§ Prompt
Give the count of lines holding the string "color" and nothing else.
= = = =
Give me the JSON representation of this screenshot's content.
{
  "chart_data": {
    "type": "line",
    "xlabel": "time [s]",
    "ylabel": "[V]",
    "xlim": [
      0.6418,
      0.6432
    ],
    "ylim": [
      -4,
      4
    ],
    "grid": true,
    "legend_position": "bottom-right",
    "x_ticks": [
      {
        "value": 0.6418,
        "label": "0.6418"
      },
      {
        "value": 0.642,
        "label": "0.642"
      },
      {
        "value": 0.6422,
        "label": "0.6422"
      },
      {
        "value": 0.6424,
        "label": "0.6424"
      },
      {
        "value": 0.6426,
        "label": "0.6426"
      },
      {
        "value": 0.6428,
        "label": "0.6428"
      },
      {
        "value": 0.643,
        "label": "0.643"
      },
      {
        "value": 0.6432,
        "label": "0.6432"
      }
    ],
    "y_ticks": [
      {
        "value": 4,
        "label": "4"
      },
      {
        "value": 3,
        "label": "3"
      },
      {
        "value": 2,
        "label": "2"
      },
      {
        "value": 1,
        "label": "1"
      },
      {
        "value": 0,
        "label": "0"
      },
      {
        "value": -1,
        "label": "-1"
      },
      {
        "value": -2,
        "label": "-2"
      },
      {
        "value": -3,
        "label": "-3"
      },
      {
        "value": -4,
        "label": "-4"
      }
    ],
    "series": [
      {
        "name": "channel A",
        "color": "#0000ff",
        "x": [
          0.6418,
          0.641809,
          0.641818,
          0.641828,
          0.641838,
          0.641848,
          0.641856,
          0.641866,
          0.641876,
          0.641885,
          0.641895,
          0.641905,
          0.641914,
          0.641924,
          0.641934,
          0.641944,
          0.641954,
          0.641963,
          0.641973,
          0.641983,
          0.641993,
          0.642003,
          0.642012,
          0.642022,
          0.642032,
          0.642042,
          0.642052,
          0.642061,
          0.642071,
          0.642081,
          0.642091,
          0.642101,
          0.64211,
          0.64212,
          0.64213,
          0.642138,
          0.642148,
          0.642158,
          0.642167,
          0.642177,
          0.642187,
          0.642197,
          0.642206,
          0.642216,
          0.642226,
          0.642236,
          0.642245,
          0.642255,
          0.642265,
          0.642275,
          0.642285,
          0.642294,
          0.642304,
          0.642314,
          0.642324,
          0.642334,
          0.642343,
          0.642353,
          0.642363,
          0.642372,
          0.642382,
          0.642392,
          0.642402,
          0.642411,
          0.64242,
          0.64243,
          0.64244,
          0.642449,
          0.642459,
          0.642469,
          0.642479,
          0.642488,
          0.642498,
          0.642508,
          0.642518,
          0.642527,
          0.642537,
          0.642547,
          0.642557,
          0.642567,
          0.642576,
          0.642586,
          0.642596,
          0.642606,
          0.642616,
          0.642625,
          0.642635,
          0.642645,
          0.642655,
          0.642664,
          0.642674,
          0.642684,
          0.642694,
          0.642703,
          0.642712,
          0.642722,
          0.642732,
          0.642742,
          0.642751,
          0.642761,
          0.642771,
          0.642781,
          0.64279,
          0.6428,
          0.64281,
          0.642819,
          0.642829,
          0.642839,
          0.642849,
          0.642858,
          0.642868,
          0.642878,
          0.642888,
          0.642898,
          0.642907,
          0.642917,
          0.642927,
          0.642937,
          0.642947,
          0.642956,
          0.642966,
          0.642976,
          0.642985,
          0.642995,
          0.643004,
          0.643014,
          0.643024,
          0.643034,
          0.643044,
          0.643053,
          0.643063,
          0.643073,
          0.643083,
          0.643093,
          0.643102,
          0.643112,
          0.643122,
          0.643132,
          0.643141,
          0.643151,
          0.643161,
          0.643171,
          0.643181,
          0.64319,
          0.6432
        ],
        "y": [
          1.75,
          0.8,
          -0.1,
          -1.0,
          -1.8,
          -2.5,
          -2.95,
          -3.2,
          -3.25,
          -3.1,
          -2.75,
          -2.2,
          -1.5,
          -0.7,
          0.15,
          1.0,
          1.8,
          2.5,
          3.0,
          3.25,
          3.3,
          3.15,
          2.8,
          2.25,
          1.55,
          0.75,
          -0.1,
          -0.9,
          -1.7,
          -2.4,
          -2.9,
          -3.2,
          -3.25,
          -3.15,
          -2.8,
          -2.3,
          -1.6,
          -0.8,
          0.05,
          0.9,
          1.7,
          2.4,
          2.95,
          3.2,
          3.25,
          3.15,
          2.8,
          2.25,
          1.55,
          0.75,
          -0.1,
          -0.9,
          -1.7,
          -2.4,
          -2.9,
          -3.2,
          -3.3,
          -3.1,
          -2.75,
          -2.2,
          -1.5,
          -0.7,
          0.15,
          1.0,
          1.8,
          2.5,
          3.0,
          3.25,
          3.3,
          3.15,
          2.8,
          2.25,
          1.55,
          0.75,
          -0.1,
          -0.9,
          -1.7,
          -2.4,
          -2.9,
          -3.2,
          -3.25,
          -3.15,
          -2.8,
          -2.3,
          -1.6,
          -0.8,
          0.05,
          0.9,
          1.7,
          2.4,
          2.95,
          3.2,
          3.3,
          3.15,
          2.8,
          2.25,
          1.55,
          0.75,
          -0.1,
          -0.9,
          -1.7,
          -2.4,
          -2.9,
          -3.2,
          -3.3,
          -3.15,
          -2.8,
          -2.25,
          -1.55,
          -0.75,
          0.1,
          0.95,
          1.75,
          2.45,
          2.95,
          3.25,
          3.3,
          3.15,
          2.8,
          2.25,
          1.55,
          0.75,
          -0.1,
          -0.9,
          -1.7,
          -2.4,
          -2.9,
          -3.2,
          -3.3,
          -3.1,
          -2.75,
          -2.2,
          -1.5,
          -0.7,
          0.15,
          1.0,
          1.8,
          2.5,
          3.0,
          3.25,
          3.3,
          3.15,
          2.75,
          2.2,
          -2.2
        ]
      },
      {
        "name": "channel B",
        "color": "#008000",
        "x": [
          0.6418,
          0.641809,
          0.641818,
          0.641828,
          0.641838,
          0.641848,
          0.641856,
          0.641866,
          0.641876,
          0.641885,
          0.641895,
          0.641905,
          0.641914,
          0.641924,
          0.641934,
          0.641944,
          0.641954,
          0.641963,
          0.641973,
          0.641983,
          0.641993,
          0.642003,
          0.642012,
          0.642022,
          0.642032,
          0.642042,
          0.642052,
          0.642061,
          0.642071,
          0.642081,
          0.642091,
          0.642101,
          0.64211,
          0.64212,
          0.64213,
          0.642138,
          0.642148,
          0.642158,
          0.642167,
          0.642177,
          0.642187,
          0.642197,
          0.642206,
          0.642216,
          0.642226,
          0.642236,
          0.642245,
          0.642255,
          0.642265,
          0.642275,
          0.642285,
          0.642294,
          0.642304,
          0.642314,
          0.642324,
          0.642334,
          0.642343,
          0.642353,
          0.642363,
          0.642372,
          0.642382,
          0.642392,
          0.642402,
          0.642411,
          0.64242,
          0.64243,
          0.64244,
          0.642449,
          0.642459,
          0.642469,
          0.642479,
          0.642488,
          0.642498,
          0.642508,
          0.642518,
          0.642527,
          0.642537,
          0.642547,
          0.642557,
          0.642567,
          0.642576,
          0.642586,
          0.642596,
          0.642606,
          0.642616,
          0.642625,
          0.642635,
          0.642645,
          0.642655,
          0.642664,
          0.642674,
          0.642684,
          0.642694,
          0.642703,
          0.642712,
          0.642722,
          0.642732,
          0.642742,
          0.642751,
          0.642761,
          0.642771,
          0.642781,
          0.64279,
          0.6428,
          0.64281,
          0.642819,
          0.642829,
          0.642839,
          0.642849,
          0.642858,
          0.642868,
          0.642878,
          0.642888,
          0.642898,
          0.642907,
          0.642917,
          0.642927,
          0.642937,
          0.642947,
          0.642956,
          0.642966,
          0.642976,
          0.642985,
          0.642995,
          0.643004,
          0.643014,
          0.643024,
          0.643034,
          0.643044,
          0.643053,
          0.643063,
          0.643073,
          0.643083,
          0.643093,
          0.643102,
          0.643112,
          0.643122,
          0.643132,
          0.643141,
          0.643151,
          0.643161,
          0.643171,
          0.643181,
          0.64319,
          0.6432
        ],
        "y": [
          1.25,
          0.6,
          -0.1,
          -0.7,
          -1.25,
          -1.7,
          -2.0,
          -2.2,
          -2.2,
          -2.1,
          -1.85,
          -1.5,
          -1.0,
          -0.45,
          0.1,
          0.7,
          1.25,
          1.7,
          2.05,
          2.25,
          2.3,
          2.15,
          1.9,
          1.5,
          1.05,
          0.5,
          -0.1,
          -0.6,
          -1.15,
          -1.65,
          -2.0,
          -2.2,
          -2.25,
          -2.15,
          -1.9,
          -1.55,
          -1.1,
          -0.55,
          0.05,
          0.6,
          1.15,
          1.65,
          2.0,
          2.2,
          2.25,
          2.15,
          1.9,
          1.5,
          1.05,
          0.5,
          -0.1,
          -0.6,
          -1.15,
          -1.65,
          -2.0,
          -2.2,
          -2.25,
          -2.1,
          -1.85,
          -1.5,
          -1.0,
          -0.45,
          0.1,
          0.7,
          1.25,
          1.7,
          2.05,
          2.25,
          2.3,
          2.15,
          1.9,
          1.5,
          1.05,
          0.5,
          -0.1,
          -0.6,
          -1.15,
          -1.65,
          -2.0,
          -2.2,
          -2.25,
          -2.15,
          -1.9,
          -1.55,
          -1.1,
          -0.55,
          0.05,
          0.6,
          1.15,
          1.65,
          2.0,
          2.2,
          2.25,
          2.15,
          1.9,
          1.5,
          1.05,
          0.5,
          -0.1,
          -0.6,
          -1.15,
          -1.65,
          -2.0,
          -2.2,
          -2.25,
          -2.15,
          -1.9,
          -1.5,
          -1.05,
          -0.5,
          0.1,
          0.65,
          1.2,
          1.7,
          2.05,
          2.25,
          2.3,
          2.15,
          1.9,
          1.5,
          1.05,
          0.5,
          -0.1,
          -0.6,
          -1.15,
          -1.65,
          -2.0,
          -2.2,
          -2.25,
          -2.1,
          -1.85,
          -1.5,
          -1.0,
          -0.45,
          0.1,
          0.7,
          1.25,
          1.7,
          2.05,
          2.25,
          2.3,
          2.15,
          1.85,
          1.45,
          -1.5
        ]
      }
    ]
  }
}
= = = =
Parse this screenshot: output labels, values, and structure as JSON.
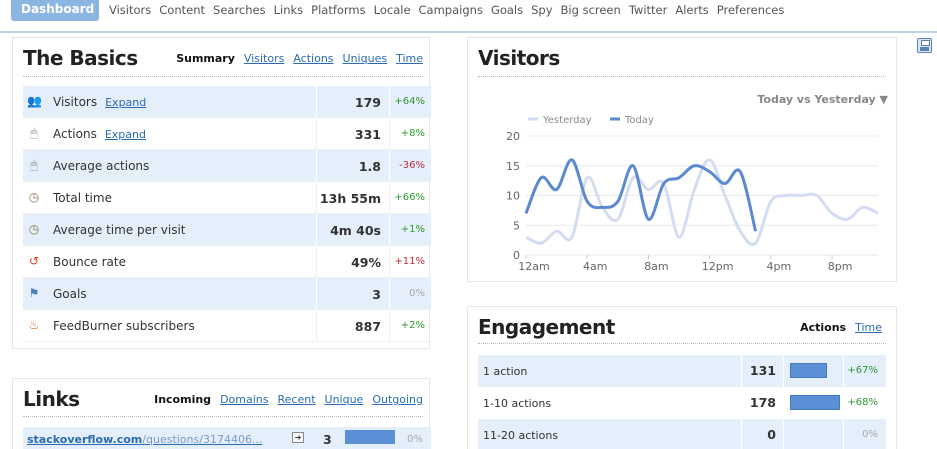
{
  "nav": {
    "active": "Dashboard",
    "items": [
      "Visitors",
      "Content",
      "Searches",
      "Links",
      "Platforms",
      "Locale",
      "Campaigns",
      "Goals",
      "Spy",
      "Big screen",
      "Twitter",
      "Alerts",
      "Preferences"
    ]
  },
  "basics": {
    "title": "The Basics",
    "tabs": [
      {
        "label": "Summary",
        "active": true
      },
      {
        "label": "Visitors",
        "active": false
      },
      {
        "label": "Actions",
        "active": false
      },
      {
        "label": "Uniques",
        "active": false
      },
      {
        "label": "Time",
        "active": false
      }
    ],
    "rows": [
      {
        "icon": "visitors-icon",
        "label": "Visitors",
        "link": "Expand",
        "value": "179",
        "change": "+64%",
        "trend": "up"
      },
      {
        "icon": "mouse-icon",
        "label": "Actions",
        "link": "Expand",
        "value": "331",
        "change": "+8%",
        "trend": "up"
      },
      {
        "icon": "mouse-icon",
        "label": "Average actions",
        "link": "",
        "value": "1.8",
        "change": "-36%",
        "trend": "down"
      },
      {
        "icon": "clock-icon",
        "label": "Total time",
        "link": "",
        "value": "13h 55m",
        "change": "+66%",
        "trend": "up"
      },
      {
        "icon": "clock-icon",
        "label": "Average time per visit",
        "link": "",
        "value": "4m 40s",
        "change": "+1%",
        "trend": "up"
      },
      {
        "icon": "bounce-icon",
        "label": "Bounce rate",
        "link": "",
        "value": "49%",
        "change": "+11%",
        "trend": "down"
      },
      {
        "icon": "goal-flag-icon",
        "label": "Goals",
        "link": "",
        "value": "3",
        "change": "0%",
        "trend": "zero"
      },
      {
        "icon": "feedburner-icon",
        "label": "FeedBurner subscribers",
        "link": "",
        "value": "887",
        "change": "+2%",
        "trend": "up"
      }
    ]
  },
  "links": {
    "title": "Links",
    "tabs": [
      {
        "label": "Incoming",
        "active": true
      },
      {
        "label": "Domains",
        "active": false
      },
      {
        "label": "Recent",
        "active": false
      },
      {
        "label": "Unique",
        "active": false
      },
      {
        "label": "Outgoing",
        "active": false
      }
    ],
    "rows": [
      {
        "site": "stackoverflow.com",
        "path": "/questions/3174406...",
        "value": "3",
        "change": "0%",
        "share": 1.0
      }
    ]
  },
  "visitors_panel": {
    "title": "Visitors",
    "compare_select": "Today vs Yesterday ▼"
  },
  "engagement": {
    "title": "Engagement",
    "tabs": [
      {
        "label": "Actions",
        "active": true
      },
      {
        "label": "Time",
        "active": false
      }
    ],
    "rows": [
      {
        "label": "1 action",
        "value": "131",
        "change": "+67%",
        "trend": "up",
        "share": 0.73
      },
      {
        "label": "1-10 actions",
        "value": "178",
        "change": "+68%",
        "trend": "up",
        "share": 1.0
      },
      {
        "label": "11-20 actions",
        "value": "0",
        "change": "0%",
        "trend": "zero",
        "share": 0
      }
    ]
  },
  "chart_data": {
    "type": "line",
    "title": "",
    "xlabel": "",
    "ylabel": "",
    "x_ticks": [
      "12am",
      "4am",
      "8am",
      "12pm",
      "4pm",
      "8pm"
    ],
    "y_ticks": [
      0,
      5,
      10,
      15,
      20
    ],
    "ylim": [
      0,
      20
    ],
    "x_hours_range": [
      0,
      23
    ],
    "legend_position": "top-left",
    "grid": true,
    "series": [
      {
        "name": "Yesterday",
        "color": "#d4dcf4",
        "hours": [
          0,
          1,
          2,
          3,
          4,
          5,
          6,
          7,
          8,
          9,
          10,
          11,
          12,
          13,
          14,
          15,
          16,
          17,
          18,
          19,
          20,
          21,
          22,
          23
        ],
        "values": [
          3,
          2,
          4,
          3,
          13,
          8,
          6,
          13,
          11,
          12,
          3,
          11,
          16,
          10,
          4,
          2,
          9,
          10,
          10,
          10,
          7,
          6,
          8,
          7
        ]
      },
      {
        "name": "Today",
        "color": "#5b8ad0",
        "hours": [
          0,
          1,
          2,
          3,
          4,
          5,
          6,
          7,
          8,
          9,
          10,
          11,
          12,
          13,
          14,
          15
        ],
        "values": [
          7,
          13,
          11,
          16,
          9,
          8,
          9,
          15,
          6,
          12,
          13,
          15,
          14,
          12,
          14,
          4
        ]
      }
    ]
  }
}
= = = =
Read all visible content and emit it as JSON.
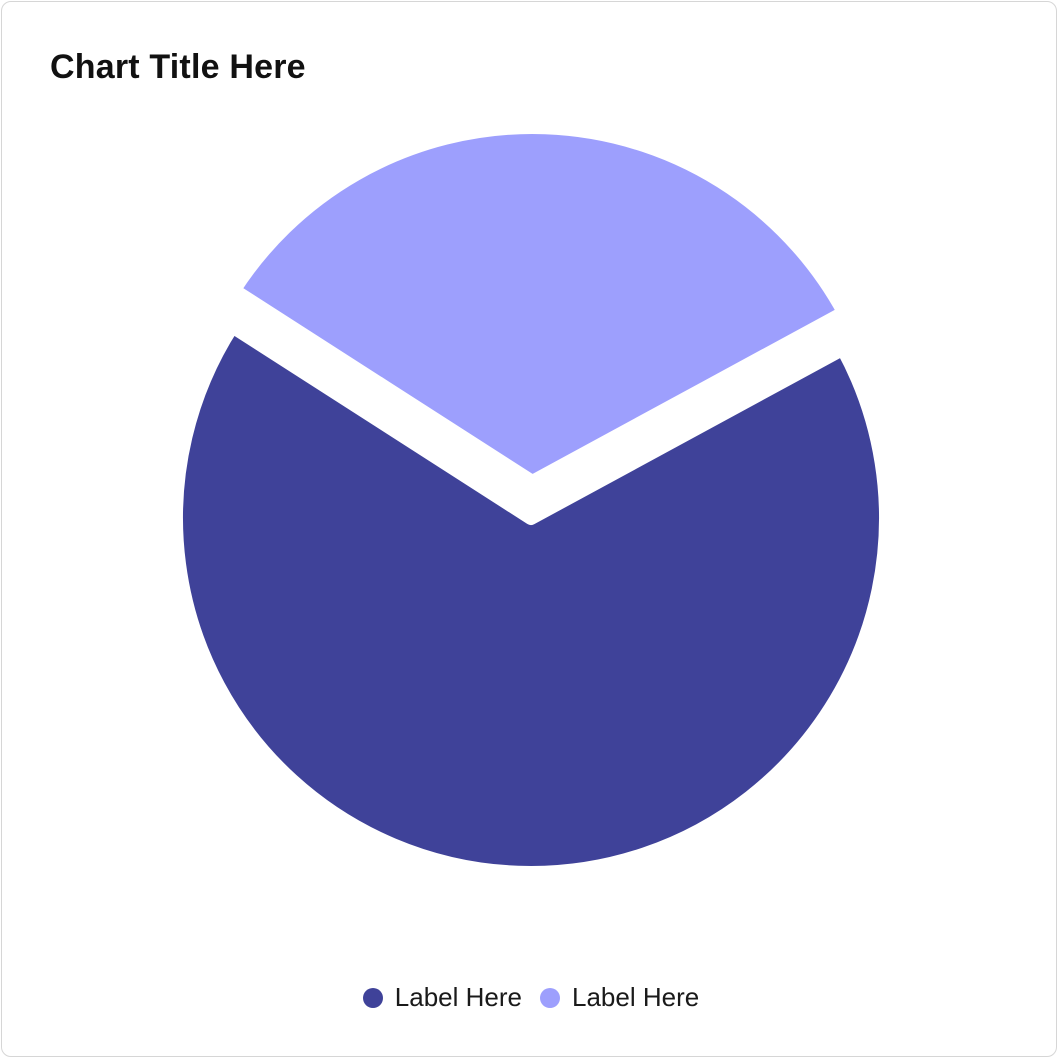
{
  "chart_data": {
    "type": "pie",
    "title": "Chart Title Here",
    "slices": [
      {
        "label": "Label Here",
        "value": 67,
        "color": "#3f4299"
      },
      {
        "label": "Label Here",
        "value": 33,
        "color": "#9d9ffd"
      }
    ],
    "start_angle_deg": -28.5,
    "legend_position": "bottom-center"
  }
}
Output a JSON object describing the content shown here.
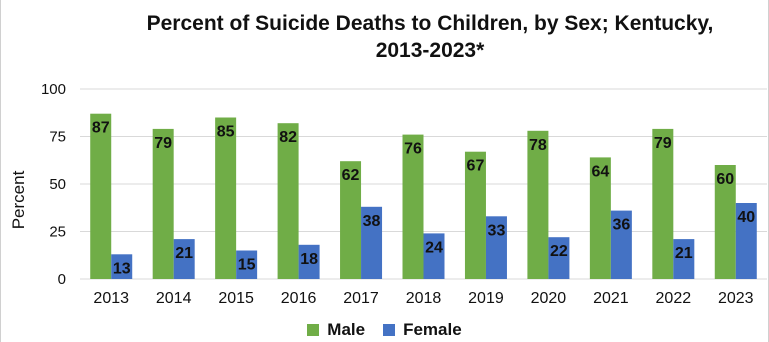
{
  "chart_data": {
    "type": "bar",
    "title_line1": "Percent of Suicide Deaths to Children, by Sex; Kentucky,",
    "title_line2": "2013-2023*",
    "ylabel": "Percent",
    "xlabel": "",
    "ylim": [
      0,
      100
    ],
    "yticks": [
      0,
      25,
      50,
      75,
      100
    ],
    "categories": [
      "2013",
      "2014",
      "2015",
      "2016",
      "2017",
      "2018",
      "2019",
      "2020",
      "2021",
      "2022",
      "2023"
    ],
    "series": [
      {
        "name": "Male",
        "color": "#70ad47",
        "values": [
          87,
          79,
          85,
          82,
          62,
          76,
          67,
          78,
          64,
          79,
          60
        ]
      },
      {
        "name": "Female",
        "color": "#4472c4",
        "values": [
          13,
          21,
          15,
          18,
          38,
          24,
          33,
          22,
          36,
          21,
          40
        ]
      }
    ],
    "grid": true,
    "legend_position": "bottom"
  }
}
= = = =
§ Task solution
8